- [SUPPLIED RECORDS]:
:::::

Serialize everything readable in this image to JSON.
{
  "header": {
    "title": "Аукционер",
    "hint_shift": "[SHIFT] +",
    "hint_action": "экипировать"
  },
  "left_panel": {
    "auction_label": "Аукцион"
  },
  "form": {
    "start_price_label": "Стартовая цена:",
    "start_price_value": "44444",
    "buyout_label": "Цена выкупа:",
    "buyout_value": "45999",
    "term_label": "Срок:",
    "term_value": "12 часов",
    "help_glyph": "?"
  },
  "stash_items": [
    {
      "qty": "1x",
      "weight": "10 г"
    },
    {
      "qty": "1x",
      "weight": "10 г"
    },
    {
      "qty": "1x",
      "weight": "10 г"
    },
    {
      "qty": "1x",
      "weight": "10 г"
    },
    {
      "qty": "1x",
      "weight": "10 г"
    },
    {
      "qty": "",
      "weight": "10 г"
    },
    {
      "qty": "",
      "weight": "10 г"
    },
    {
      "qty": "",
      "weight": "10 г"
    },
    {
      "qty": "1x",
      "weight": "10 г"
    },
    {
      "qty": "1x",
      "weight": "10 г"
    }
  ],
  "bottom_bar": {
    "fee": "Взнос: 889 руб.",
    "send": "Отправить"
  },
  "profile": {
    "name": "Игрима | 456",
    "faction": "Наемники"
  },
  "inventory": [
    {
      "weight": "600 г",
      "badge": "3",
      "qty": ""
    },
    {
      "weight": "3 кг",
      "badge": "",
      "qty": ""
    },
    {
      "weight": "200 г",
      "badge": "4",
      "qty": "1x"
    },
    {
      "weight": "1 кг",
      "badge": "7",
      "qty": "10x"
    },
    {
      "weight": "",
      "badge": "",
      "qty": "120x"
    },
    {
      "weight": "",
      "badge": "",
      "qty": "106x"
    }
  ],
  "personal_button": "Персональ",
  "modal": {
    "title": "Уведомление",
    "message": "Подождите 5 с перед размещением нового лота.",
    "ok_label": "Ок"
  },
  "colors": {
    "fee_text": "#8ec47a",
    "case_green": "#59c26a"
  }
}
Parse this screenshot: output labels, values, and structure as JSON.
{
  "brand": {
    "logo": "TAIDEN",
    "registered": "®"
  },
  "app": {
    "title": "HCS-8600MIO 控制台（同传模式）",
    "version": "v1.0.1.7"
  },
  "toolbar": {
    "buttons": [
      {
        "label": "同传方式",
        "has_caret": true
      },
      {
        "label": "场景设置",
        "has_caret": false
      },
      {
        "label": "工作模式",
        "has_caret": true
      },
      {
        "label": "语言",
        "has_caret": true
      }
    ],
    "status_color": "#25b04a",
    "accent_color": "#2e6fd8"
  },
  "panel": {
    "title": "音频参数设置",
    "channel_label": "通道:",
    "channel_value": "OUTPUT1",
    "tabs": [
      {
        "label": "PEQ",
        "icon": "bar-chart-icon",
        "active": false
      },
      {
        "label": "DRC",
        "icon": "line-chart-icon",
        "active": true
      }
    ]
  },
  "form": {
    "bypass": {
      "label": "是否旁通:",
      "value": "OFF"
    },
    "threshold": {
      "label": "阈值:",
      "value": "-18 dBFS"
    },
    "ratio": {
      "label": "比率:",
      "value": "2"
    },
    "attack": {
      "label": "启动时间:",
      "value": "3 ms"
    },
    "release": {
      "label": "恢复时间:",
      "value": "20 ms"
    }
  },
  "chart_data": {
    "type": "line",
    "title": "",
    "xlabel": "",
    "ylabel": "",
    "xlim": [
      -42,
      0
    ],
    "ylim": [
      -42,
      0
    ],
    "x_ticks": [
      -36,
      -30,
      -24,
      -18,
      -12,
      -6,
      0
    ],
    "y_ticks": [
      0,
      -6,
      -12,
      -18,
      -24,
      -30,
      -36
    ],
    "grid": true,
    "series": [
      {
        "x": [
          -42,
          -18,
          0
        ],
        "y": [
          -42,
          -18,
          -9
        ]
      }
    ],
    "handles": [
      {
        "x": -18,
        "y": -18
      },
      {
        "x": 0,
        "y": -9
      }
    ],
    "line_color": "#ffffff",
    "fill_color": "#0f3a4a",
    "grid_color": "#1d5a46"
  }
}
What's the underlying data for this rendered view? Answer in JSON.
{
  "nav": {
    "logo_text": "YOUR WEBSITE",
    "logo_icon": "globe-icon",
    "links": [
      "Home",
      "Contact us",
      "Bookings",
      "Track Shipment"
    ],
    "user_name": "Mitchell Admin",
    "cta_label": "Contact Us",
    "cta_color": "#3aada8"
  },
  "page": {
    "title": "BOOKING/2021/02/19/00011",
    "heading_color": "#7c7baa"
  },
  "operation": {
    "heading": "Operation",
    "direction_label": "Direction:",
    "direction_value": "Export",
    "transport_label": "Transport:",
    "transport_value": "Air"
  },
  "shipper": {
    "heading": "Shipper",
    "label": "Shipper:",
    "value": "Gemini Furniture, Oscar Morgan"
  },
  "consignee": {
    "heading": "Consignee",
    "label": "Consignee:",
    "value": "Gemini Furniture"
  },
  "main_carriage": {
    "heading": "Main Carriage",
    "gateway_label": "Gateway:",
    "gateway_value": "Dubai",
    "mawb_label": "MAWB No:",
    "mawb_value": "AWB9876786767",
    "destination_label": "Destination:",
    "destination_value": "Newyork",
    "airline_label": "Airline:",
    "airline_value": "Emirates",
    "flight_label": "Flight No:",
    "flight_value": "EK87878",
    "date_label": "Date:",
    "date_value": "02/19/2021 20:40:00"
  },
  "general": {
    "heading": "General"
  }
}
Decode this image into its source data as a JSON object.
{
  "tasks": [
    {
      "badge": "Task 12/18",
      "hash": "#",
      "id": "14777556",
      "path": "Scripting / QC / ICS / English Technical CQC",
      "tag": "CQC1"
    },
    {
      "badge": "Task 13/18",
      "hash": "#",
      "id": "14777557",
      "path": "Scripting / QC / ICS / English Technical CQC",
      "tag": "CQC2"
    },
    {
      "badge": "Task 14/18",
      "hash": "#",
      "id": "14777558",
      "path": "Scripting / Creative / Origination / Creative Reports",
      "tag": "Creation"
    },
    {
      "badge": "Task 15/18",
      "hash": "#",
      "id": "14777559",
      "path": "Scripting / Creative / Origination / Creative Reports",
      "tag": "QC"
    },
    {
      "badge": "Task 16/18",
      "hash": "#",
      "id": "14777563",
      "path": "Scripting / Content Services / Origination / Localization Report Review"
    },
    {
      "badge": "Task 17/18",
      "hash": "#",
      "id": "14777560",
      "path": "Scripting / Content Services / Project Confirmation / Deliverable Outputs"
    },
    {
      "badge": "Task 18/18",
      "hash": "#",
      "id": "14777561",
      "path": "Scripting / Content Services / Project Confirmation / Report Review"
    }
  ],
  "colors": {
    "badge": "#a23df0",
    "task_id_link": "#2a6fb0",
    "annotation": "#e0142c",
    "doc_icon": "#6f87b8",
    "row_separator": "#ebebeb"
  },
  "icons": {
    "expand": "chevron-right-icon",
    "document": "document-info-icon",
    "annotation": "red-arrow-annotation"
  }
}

:::::

- [GIVEN REQUEST]:
Identify the lines in the records above that contain the word "Review", then state how many there are and nothing more.

- [WRITTEN ANSWER]:
2